Excerpt from a dataset
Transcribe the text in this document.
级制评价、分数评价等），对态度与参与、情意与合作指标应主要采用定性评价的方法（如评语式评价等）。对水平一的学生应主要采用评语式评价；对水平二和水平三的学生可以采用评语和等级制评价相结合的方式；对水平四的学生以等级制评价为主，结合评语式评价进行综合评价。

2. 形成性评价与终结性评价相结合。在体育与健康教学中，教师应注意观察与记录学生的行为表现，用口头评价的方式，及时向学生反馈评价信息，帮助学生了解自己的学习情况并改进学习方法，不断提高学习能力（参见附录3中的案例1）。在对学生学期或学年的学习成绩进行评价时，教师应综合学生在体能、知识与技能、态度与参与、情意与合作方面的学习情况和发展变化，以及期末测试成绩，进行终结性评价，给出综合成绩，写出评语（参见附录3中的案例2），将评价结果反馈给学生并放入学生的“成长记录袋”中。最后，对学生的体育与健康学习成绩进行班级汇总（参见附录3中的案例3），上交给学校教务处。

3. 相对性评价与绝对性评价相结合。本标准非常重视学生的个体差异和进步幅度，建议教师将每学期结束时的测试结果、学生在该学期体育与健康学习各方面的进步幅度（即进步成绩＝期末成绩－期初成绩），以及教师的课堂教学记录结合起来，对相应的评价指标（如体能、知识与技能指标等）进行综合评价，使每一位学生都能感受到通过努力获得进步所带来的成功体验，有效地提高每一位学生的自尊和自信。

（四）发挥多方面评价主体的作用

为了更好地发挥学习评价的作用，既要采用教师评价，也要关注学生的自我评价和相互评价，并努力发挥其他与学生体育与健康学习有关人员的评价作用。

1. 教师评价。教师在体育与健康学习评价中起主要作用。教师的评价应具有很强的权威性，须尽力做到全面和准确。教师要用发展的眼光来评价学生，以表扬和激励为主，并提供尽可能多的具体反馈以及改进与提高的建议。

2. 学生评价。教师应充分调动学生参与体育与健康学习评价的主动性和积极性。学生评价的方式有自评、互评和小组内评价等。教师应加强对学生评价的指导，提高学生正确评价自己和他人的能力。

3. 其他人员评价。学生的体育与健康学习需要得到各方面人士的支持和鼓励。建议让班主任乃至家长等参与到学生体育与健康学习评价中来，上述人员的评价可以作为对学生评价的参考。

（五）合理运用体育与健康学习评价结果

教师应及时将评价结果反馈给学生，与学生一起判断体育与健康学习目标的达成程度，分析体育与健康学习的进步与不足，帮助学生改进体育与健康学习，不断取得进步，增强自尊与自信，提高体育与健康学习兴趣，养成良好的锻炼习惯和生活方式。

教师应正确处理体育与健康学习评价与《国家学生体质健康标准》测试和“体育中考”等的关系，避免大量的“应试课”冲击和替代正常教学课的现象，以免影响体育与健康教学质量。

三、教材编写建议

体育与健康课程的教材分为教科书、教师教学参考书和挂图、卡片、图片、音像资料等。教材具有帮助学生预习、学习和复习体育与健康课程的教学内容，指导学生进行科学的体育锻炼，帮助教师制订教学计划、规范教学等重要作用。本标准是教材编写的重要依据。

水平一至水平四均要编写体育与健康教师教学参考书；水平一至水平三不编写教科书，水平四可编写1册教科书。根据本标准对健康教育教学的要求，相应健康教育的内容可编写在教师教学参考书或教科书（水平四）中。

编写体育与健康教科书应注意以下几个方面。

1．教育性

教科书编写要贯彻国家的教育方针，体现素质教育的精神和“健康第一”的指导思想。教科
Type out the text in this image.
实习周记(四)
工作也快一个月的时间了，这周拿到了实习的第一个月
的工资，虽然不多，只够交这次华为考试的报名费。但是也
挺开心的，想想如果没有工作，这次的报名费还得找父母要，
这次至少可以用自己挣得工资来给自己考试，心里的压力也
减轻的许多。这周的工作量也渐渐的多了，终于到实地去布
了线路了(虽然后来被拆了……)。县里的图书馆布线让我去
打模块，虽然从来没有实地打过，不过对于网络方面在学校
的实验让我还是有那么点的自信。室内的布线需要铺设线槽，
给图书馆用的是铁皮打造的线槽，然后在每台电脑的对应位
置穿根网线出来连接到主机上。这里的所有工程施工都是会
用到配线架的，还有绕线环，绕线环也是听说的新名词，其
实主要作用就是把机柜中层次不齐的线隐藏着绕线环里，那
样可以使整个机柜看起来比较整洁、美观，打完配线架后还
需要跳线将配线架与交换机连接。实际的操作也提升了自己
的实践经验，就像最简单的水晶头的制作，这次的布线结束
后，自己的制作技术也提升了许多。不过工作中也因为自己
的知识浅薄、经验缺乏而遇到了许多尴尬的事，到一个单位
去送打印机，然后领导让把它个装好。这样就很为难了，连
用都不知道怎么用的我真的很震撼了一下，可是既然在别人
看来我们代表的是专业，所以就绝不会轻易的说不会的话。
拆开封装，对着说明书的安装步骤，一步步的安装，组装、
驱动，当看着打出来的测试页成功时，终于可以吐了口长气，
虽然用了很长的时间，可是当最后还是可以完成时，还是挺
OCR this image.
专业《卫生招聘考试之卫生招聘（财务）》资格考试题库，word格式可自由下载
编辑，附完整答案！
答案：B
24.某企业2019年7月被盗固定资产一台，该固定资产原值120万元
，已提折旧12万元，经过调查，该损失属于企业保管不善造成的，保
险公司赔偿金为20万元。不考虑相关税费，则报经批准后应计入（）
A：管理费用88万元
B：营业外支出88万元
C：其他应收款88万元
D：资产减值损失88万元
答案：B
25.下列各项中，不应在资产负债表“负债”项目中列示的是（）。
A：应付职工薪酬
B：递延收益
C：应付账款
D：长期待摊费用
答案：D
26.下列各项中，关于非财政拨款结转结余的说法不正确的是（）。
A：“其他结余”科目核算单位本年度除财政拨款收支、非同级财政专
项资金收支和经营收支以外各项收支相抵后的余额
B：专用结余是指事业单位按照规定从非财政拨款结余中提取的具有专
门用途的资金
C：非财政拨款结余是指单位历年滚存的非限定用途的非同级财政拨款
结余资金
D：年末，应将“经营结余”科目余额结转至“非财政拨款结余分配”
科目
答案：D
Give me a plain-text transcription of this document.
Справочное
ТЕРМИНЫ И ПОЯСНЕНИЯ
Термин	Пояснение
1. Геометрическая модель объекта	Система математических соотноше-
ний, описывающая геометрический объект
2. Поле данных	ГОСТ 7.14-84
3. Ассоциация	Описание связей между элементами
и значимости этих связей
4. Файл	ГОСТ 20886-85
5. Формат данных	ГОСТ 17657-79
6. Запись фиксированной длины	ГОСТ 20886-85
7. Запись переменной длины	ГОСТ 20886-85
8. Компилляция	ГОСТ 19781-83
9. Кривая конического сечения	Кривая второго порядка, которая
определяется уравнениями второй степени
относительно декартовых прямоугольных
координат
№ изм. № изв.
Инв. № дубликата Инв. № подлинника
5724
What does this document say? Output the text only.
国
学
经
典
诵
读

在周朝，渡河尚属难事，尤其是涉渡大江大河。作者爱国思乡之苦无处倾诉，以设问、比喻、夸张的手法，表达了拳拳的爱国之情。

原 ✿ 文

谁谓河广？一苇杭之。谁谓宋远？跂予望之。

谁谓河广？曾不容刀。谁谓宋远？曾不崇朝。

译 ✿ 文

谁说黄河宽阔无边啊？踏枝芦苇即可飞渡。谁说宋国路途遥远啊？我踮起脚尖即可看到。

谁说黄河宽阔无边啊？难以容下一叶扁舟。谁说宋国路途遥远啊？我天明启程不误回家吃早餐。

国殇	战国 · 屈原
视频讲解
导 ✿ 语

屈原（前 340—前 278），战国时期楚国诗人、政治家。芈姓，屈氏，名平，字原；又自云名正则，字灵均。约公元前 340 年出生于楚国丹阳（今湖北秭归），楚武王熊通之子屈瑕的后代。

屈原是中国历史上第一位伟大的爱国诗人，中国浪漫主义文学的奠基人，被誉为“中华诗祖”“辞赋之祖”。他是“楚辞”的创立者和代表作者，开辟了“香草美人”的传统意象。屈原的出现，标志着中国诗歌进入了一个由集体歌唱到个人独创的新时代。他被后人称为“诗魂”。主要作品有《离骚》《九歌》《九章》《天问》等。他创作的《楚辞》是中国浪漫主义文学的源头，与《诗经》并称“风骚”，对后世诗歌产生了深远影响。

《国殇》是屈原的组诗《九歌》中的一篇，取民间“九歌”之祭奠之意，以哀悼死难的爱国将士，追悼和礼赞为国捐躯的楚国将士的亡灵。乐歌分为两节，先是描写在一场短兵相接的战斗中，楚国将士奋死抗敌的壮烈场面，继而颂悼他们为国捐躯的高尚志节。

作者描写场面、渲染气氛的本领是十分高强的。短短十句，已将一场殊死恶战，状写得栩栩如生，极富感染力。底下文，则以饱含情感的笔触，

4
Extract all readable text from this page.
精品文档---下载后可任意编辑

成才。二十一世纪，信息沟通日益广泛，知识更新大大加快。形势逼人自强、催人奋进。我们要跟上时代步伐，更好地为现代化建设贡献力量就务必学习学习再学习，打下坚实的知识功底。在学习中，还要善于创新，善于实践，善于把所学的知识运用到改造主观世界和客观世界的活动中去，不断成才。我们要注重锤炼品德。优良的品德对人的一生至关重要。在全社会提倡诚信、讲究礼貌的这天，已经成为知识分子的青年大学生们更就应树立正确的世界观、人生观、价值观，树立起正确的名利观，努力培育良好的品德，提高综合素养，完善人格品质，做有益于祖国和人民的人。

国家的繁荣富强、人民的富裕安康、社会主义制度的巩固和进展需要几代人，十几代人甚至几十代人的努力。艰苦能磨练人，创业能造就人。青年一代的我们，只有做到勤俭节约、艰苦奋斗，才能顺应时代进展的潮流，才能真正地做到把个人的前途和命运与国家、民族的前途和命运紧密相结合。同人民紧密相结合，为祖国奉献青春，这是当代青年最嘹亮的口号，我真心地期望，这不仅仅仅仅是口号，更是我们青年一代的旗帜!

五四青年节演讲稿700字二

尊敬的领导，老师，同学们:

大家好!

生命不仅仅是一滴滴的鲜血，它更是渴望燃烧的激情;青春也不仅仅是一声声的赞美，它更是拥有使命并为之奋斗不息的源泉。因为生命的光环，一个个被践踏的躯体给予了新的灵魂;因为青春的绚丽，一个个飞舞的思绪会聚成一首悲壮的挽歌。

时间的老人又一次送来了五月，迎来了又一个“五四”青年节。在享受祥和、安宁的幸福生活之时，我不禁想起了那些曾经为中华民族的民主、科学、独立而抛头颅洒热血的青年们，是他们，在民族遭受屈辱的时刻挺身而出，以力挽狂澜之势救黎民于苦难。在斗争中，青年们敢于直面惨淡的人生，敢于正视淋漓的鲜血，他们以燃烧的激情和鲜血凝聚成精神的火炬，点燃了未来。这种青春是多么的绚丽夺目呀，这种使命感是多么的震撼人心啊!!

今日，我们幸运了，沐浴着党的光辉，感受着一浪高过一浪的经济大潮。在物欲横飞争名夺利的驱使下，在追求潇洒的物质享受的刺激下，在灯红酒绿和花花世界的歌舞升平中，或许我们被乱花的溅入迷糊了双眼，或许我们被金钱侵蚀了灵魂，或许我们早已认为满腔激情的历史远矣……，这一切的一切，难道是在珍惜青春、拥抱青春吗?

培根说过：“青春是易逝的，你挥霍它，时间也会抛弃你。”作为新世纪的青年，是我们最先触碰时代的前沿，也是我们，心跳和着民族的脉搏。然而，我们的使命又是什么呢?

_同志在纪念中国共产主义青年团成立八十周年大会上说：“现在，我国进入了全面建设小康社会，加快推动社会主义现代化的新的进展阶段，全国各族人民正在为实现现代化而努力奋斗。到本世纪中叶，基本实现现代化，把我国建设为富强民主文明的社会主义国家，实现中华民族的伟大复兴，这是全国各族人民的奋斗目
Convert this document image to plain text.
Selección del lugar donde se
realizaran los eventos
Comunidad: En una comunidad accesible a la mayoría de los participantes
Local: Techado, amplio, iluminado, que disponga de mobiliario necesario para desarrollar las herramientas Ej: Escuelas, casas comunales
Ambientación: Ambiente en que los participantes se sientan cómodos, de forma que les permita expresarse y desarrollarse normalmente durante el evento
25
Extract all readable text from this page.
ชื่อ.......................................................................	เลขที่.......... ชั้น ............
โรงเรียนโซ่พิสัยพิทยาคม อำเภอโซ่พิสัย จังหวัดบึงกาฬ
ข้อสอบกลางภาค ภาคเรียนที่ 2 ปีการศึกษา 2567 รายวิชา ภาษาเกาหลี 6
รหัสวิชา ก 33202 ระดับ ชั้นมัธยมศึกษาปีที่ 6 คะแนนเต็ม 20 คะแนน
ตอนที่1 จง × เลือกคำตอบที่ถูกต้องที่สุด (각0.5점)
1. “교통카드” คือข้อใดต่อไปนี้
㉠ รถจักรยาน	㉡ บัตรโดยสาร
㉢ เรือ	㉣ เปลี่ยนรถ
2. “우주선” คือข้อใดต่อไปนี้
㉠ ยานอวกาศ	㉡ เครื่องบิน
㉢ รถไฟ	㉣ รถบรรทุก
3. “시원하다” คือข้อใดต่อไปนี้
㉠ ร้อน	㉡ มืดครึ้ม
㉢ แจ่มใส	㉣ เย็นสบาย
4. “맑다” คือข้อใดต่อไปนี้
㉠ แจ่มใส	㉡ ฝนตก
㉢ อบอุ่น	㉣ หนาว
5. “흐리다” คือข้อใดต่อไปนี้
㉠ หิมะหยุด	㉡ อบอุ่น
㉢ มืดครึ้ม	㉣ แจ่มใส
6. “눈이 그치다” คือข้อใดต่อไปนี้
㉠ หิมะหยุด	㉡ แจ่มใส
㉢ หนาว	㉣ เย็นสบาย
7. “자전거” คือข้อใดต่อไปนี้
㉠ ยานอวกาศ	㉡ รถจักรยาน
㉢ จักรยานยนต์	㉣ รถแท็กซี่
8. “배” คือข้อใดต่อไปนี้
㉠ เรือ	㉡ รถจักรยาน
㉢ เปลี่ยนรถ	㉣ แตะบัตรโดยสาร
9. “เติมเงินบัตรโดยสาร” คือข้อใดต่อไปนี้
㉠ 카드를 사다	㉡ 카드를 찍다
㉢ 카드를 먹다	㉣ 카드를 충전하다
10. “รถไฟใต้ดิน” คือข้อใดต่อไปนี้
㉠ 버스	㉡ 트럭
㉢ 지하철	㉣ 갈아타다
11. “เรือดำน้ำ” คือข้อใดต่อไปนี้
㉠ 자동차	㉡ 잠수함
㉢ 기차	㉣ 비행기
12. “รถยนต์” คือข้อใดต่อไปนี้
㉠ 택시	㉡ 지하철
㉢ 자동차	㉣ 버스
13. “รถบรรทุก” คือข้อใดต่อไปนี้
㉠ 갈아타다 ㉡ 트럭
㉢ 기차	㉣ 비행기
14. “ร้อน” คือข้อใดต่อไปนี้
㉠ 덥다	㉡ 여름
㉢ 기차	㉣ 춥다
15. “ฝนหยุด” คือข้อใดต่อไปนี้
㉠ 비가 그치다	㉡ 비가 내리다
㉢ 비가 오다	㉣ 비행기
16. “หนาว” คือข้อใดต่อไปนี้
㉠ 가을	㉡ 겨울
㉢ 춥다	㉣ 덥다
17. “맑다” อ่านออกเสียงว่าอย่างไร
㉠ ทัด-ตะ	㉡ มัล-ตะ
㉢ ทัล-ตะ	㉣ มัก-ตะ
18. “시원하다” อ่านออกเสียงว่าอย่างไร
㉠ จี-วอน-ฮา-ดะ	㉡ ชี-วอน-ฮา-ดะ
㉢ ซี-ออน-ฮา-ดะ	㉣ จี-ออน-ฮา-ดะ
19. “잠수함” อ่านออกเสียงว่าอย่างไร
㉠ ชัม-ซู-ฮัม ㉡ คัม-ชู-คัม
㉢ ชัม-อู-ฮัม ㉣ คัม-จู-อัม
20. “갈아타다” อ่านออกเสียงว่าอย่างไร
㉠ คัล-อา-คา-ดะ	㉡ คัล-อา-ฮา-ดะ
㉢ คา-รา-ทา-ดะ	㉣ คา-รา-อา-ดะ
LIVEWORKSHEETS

Aim of the exercise. Take each line of the material that contains the word "างไร" and list it.

Complete response.
17. “맑다” อ่านออกเสียงว่าอย่างไร
18. “시원하다” อ่านออกเสียงว่าอย่างไร
19. “잠수함” อ่านออกเสียงว่าอย่างไร
20. “갈아타다” อ่านออกเสียงว่าอย่างไร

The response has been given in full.